Brief.
Output the items from the start up to and including the line containing "app-calculator[interactable]: Calculator (150, 466, 440, 512)" as a JSON list of strings, one string per line, with blank lines left out.

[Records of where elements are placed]
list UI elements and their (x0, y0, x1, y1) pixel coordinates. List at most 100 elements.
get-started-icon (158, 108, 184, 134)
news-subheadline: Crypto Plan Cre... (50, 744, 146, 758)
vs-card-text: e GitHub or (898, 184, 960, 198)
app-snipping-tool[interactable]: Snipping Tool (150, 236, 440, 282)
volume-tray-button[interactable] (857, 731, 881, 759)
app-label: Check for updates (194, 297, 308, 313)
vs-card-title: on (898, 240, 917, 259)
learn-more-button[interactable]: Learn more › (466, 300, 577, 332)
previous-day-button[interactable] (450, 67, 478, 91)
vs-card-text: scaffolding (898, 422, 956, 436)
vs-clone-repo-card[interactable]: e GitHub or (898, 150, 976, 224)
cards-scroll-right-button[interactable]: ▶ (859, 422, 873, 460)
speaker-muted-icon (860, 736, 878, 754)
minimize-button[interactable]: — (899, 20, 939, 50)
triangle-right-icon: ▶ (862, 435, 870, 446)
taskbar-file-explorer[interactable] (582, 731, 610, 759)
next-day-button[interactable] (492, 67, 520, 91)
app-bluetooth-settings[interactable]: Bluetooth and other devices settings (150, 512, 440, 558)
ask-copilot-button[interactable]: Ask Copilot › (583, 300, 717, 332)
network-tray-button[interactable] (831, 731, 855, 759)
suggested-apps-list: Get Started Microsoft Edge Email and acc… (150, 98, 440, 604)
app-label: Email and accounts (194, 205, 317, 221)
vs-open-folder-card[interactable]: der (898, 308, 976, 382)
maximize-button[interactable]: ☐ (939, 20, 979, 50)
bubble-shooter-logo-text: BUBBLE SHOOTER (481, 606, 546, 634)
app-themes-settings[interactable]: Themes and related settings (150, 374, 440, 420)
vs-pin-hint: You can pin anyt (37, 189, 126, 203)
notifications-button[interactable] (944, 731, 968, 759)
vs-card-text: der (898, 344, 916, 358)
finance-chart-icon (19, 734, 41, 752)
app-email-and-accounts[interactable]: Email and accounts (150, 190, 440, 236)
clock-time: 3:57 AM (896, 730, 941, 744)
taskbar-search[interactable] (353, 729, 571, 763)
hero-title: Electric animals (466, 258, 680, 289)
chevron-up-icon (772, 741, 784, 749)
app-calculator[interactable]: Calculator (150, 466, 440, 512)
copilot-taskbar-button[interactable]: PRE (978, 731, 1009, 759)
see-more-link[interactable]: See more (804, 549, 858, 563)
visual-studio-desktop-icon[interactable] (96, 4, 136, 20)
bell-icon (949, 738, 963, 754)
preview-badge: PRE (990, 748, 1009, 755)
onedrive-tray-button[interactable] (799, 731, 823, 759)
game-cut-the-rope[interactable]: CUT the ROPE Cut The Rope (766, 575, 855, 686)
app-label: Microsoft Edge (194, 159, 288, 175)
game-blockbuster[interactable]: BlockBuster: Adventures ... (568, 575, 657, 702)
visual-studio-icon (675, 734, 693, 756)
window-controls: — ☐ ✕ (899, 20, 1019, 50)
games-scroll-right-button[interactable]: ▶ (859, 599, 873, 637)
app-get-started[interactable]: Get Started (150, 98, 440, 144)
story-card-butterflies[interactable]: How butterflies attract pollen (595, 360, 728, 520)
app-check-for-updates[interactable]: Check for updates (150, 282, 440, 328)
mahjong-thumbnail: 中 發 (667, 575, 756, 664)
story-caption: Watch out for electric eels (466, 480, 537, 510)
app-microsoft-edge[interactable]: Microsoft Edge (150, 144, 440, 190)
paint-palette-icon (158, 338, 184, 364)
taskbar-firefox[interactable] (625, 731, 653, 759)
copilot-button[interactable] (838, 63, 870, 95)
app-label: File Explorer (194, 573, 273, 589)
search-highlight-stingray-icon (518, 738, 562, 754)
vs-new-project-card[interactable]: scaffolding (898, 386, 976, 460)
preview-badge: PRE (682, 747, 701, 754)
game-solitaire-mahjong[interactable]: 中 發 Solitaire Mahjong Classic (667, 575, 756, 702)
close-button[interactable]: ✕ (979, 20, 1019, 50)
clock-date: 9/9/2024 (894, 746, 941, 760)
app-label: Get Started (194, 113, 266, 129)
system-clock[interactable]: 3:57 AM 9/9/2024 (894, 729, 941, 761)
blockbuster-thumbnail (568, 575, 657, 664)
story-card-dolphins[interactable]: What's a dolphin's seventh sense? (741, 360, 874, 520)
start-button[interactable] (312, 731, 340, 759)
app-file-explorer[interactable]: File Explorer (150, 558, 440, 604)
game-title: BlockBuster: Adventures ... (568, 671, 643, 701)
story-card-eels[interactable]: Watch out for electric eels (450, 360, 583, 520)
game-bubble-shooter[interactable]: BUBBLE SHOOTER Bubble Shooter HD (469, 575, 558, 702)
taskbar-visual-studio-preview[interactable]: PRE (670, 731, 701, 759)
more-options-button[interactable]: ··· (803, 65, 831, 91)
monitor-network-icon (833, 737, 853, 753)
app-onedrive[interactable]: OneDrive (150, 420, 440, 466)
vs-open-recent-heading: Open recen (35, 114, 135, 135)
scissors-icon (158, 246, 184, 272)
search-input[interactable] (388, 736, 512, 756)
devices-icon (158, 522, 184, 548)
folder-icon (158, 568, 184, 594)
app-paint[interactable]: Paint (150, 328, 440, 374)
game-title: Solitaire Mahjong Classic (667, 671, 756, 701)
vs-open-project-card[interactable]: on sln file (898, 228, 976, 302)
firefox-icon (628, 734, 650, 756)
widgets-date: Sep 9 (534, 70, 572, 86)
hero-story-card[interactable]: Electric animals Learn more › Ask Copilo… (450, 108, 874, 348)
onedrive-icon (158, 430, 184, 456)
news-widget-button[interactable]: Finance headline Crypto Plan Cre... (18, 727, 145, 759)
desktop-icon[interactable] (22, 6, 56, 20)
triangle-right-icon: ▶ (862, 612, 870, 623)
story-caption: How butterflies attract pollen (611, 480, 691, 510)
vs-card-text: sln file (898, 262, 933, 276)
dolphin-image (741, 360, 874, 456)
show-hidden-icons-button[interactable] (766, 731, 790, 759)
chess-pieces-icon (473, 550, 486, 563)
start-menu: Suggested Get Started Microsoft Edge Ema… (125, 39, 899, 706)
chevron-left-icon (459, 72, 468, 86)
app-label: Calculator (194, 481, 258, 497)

Correct output.
[
  "list UI elements and their (x0, y0, x1, y1) pixel coordinates. List at most 100 elements.",
  "get-started-icon (158, 108, 184, 134)",
  "news-subheadline: Crypto Plan Cre... (50, 744, 146, 758)",
  "vs-card-text: e GitHub or (898, 184, 960, 198)",
  "app-snipping-tool[interactable]: Snipping Tool (150, 236, 440, 282)",
  "volume-tray-button[interactable] (857, 731, 881, 759)",
  "app-label: Check for updates (194, 297, 308, 313)",
  "vs-card-title: on (898, 240, 917, 259)",
  "learn-more-button[interactable]: Learn more › (466, 300, 577, 332)",
  "previous-day-button[interactable] (450, 67, 478, 91)",
  "vs-card-text: scaffolding (898, 422, 956, 436)",
  "vs-clone-repo-card[interactable]: e GitHub or (898, 150, 976, 224)",
  "cards-scroll-right-button[interactable]: ▶ (859, 422, 873, 460)",
  "speaker-muted-icon (860, 736, 878, 754)",
  "minimize-button[interactable]: — (899, 20, 939, 50)",
  "triangle-right-icon: ▶ (862, 435, 870, 446)",
  "taskbar-file-explorer[interactable] (582, 731, 610, 759)",
  "next-day-button[interactable] (492, 67, 520, 91)",
  "app-bluetooth-settings[interactable]: Bluetooth and other devices settings (150, 512, 440, 558)",
  "ask-copilot-button[interactable]: Ask Copilot › (583, 300, 717, 332)",
  "network-tray-button[interactable] (831, 731, 855, 759)",
  "suggested-apps-list: Get Started Microsoft Edge Email and acc… (150, 98, 440, 604)",
  "app-label: Email and accounts (194, 205, 317, 221)",
  "vs-open-folder-card[interactable]: der (898, 308, 976, 382)",
  "maximize-button[interactable]: ☐ (939, 20, 979, 50)",
  "bubble-shooter-logo-text: BUBBLE SHOOTER (481, 606, 546, 634)",
  "app-themes-settings[interactable]: Themes and related settings (150, 374, 440, 420)",
  "vs-pin-hint: You can pin anyt (37, 189, 126, 203)",
  "notifications-button[interactable] (944, 731, 968, 759)",
  "vs-card-text: der (898, 344, 916, 358)",
  "finance-chart-icon (19, 734, 41, 752)",
  "app-email-and-accounts[interactable]: Email and accounts (150, 190, 440, 236)",
  "clock-time: 3:57 AM (896, 730, 941, 744)",
  "taskbar-search[interactable] (353, 729, 571, 763)",
  "hero-title: Electric animals (466, 258, 680, 289)",
  "chevron-up-icon (772, 741, 784, 749)",
  "app-calculator[interactable]: Calculator (150, 466, 440, 512)"
]